[START OF Provided data]

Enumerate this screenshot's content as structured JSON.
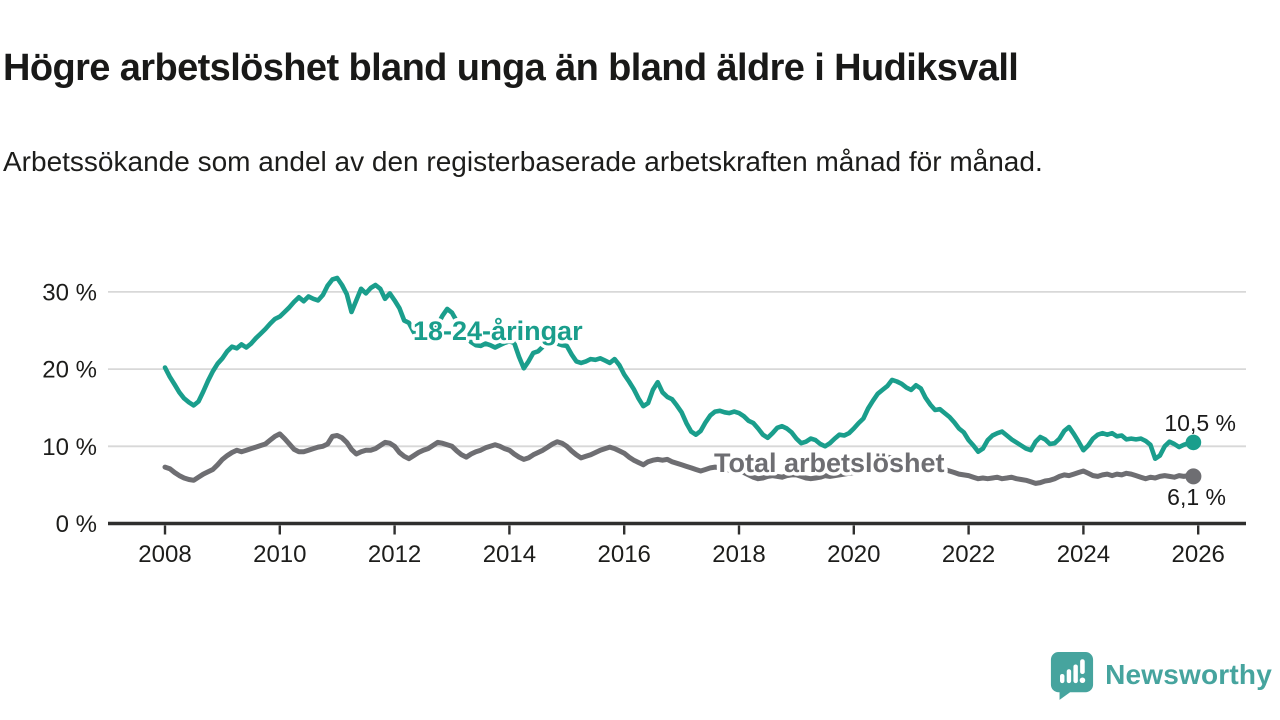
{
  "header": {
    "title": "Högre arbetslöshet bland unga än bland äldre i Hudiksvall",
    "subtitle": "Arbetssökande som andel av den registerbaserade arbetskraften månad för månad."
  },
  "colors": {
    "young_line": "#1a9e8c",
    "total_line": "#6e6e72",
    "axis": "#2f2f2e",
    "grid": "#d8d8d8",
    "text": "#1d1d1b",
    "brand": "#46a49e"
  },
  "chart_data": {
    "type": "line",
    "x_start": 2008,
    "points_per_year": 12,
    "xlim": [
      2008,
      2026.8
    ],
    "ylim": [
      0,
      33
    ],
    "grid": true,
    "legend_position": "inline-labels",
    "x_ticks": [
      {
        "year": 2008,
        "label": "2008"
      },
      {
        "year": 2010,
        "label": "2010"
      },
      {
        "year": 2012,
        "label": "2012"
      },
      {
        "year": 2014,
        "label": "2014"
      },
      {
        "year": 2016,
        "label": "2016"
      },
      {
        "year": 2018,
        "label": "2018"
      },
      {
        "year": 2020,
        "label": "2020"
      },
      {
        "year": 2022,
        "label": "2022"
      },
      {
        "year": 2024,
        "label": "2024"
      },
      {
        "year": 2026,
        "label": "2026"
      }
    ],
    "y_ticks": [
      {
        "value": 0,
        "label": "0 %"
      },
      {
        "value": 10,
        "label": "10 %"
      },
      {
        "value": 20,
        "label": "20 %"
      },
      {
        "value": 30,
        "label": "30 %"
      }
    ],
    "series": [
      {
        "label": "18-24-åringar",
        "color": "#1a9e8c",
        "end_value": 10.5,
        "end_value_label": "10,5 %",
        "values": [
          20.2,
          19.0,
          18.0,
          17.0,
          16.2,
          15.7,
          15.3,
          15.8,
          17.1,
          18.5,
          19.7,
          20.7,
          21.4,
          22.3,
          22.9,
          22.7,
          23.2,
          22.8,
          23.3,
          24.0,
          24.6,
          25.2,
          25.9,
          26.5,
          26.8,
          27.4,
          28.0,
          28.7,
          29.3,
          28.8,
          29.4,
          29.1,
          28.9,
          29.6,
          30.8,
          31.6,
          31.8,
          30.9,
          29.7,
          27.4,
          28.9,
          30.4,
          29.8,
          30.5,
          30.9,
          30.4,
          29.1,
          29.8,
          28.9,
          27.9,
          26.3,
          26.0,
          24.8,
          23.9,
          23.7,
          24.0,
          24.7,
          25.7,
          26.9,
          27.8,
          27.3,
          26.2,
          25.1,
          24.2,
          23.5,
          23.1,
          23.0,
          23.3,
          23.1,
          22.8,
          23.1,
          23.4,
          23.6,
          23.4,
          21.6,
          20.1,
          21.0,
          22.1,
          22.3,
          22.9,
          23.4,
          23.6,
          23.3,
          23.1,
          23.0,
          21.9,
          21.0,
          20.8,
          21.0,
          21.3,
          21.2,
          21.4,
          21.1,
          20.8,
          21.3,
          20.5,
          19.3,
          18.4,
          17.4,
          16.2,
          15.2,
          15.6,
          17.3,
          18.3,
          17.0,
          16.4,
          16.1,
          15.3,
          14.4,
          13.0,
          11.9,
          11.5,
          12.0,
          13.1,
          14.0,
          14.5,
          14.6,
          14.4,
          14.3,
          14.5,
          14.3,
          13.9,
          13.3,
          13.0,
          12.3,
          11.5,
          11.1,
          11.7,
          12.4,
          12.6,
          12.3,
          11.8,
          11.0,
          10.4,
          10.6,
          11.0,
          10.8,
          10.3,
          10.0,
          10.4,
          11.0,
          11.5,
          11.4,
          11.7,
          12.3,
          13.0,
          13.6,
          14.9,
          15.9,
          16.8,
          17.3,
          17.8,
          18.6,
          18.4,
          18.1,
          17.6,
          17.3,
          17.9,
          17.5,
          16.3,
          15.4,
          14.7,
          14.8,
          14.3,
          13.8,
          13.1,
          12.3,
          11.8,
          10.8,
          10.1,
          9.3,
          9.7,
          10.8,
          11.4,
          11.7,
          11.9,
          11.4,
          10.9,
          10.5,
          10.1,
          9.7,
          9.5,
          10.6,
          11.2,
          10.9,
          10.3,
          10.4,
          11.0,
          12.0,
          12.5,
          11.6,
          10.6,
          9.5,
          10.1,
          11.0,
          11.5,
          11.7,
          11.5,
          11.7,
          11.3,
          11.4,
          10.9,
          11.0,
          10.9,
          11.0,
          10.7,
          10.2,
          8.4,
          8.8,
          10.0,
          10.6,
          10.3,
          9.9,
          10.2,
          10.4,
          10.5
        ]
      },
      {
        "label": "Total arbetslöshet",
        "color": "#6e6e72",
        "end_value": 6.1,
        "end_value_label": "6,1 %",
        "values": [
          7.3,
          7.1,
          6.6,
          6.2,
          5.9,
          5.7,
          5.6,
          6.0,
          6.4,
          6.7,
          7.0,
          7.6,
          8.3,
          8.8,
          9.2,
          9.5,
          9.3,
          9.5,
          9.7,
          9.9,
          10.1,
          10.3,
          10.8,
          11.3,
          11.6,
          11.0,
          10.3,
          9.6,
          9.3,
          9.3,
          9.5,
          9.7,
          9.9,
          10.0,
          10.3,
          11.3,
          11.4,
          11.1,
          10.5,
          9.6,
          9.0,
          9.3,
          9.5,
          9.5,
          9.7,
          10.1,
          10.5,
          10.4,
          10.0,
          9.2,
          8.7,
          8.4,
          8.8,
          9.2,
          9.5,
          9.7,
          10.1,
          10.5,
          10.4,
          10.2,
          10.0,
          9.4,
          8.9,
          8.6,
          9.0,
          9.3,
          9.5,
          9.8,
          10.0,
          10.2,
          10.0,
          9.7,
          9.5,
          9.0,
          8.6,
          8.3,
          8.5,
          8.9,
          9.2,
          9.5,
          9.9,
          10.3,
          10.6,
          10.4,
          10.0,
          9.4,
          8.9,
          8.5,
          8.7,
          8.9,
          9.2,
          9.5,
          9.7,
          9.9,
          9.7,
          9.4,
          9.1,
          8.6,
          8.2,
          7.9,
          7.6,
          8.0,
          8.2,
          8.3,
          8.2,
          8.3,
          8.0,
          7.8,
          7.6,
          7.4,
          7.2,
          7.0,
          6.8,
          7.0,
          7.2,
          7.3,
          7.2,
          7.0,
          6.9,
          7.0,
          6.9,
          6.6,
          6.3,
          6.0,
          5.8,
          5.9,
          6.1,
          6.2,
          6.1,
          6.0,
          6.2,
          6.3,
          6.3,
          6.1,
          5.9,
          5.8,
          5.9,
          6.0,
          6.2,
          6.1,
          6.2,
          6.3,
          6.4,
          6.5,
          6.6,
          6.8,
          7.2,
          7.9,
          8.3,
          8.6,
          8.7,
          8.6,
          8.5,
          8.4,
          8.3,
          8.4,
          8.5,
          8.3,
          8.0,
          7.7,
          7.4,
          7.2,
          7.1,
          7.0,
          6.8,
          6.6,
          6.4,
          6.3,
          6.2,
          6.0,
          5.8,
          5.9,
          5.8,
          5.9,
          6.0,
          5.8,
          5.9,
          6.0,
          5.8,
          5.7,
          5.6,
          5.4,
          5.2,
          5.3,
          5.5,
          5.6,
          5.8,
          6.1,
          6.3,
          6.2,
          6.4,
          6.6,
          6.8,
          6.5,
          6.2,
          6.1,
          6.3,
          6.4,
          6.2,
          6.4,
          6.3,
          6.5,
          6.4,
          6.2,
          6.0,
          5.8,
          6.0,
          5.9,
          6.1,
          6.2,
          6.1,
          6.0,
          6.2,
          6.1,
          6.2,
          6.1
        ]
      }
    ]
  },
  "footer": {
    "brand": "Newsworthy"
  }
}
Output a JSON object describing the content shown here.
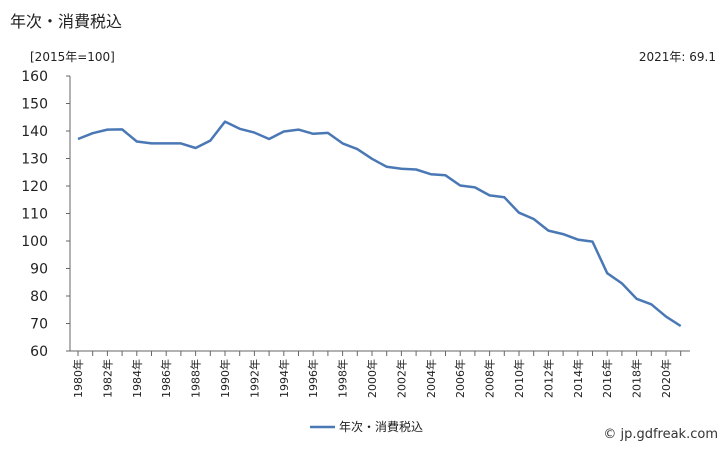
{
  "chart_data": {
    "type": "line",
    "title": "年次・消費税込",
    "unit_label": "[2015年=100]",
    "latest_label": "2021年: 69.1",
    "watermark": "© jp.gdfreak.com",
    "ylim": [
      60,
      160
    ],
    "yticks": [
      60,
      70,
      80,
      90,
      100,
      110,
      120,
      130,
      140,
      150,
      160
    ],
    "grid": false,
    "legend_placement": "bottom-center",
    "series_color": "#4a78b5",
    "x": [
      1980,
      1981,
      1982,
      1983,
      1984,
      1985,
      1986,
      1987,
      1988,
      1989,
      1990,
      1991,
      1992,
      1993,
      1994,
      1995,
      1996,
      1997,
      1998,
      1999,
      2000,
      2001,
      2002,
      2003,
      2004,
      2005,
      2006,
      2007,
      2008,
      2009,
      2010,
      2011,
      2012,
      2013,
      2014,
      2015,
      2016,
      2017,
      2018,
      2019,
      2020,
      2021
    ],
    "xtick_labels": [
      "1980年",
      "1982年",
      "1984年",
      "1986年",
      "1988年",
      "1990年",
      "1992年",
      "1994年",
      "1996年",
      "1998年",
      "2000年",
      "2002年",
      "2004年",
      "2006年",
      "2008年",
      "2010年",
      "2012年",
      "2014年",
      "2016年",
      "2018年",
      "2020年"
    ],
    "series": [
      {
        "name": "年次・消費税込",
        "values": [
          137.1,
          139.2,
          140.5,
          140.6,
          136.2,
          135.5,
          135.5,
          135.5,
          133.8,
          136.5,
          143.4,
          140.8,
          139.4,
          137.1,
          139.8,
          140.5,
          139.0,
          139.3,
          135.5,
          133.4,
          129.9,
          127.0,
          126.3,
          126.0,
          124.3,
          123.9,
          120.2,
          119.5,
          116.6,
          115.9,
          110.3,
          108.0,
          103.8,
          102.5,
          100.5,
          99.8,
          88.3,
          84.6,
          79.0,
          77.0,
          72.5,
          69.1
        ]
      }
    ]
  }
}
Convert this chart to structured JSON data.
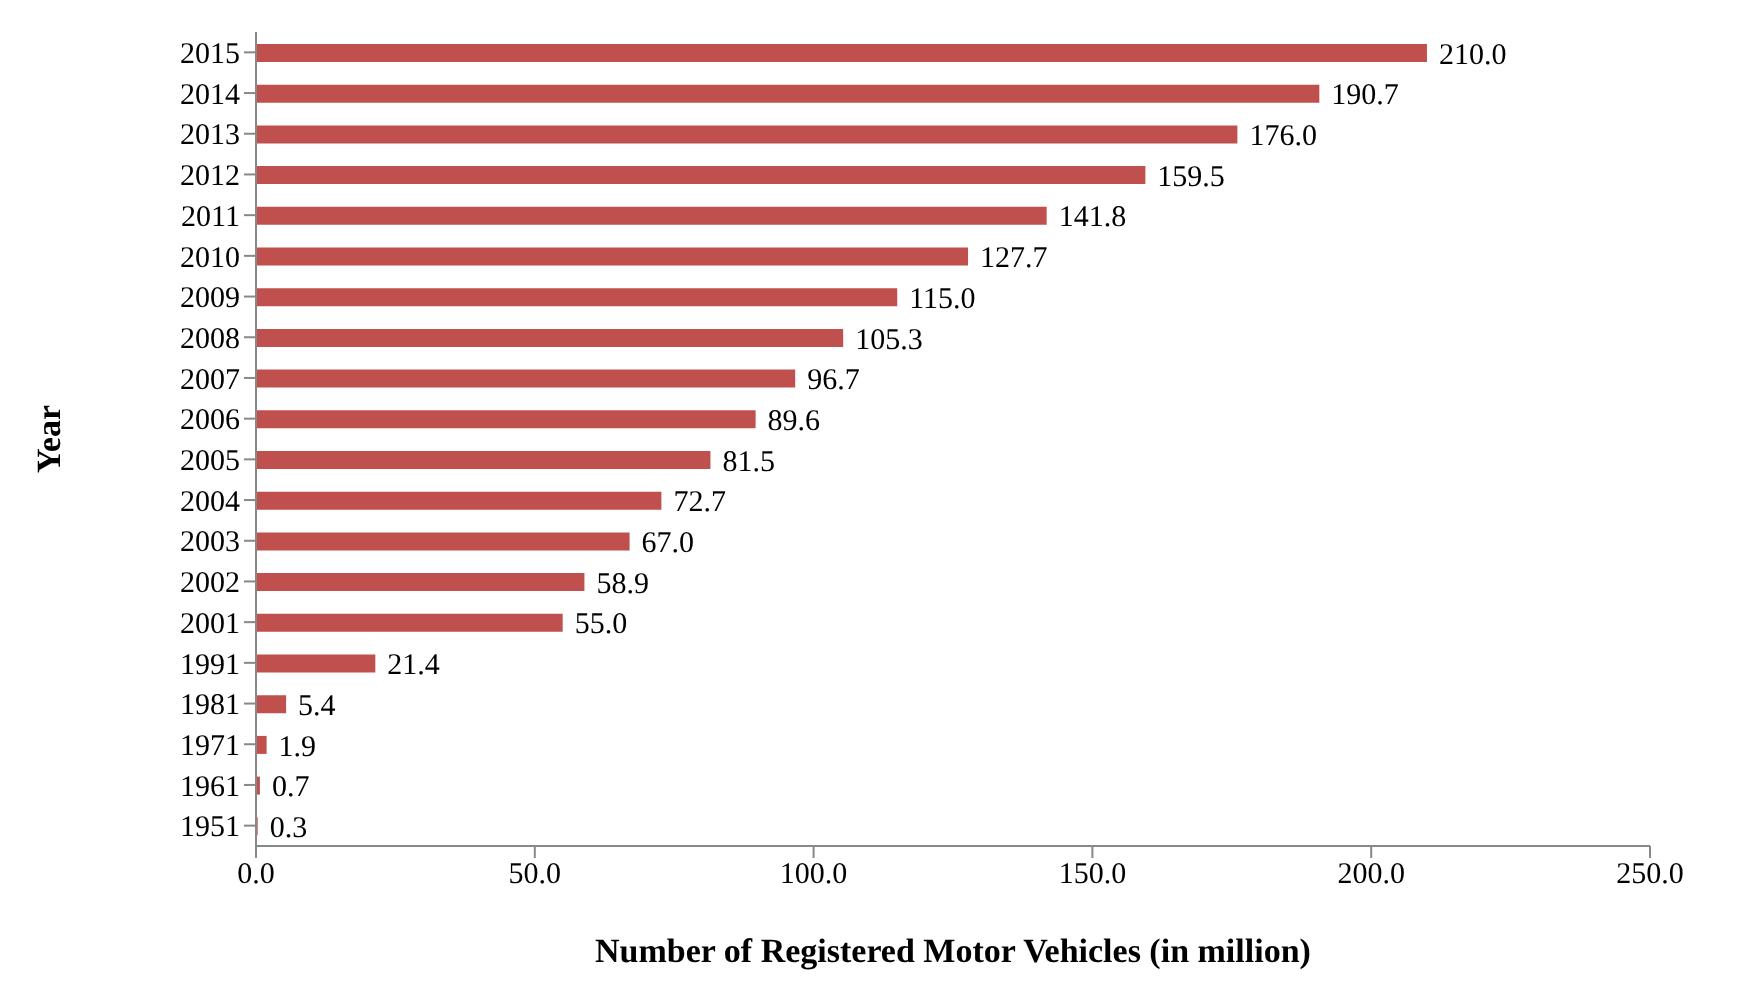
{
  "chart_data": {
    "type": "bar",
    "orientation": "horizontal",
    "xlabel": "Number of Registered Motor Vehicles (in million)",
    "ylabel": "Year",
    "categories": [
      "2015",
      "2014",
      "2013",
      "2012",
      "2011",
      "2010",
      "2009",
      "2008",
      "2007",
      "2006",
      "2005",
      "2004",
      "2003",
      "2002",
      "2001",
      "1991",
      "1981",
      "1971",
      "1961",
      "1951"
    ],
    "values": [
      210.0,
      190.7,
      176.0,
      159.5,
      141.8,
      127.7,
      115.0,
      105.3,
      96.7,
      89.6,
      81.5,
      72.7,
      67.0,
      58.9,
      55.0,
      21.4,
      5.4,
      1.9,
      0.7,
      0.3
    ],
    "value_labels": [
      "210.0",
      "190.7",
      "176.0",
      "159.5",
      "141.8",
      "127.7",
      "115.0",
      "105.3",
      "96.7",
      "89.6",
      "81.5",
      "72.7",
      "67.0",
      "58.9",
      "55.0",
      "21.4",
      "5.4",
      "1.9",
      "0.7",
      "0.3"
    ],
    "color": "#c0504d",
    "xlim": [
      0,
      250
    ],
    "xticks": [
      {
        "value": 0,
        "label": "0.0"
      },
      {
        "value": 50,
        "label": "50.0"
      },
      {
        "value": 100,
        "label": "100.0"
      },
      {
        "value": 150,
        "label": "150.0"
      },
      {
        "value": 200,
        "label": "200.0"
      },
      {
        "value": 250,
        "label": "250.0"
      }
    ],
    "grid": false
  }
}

[END OF Provided data]

Leave out every picture, and copy exactly the lines from the line that contains "Convert this chart to structured JSON data." through the end of the material.

Convert this chart to structured JSON data.
{
  "chart_data": {
    "type": "bar",
    "orientation": "horizontal",
    "xlabel": "Number of Registered Motor Vehicles (in million)",
    "ylabel": "Year",
    "categories": [
      "2015",
      "2014",
      "2013",
      "2012",
      "2011",
      "2010",
      "2009",
      "2008",
      "2007",
      "2006",
      "2005",
      "2004",
      "2003",
      "2002",
      "2001",
      "1991",
      "1981",
      "1971",
      "1961",
      "1951"
    ],
    "values": [
      210.0,
      190.7,
      176.0,
      159.5,
      141.8,
      127.7,
      115.0,
      105.3,
      96.7,
      89.6,
      81.5,
      72.7,
      67.0,
      58.9,
      55.0,
      21.4,
      5.4,
      1.9,
      0.7,
      0.3
    ],
    "value_labels": [
      "210.0",
      "190.7",
      "176.0",
      "159.5",
      "141.8",
      "127.7",
      "115.0",
      "105.3",
      "96.7",
      "89.6",
      "81.5",
      "72.7",
      "67.0",
      "58.9",
      "55.0",
      "21.4",
      "5.4",
      "1.9",
      "0.7",
      "0.3"
    ],
    "color": "#c0504d",
    "xlim": [
      0,
      250
    ],
    "xticks": [
      {
        "value": 0,
        "label": "0.0"
      },
      {
        "value": 50,
        "label": "50.0"
      },
      {
        "value": 100,
        "label": "100.0"
      },
      {
        "value": 150,
        "label": "150.0"
      },
      {
        "value": 200,
        "label": "200.0"
      },
      {
        "value": 250,
        "label": "250.0"
      }
    ],
    "grid": false
  }
}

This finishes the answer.